Problem to work on:
Exactly reproduce the lines that follow.

(Source data)
◆ ◆ ◆ ◆ ◆ ◆ ◆

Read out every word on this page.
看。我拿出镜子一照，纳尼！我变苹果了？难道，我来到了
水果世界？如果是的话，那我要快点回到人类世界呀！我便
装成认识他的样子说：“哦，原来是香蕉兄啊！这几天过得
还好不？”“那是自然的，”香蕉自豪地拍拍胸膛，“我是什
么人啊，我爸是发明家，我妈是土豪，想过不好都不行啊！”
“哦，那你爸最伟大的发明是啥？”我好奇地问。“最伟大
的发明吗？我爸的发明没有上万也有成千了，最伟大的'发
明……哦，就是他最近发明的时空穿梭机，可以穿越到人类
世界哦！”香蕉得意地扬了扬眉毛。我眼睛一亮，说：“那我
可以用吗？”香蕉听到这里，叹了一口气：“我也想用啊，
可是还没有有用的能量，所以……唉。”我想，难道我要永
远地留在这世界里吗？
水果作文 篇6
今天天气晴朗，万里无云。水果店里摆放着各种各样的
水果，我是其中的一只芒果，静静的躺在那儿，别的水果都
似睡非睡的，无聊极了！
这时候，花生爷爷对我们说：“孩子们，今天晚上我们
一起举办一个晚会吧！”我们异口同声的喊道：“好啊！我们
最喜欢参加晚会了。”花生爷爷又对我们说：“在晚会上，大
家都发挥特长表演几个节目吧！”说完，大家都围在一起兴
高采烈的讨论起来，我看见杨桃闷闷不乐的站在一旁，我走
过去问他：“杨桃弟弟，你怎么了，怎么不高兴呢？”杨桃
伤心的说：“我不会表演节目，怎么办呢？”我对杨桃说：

◆ ◆ ◆ ◆ ◆ ◆ ◆

Solution to this exercise:
Read out every word on this page.
看。我拿出镜子一照，纳尼！我变苹果了？难道，我来到了
水果世界？如果是的话，那我要快点回到人类世界呀！我便
装成认识他的样子说：“哦，原来是香蕉兄啊！这几天过得
还好不？”“那是自然的，”香蕉自豪地拍拍胸膛，“我是什
么人啊，我爸是发明家，我妈是土豪，想过不好都不行啊！”
“哦，那你爸最伟大的发明是啥？”我好奇地问。“最伟大
的发明吗？我爸的发明没有上万也有成千了，最伟大的'发
明……哦，就是他最近发明的时空穿梭机，可以穿越到人类
世界哦！”香蕉得意地扬了扬眉毛。我眼睛一亮，说：“那我
可以用吗？”香蕉听到这里，叹了一口气：“我也想用啊，
可是还没有有用的能量，所以……唉。”我想，难道我要永
远地留在这世界里吗？
水果作文 篇6
今天天气晴朗，万里无云。水果店里摆放着各种各样的
水果，我是其中的一只芒果，静静的躺在那儿，别的水果都
似睡非睡的，无聊极了！
这时候，花生爷爷对我们说：“孩子们，今天晚上我们
一起举办一个晚会吧！”我们异口同声的喊道：“好啊！我们
最喜欢参加晚会了。”花生爷爷又对我们说：“在晚会上，大
家都发挥特长表演几个节目吧！”说完，大家都围在一起兴
高采烈的讨论起来，我看见杨桃闷闷不乐的站在一旁，我走
过去问他：“杨桃弟弟，你怎么了，怎么不高兴呢？”杨桃
伤心的说：“我不会表演节目，怎么办呢？”我对杨桃说：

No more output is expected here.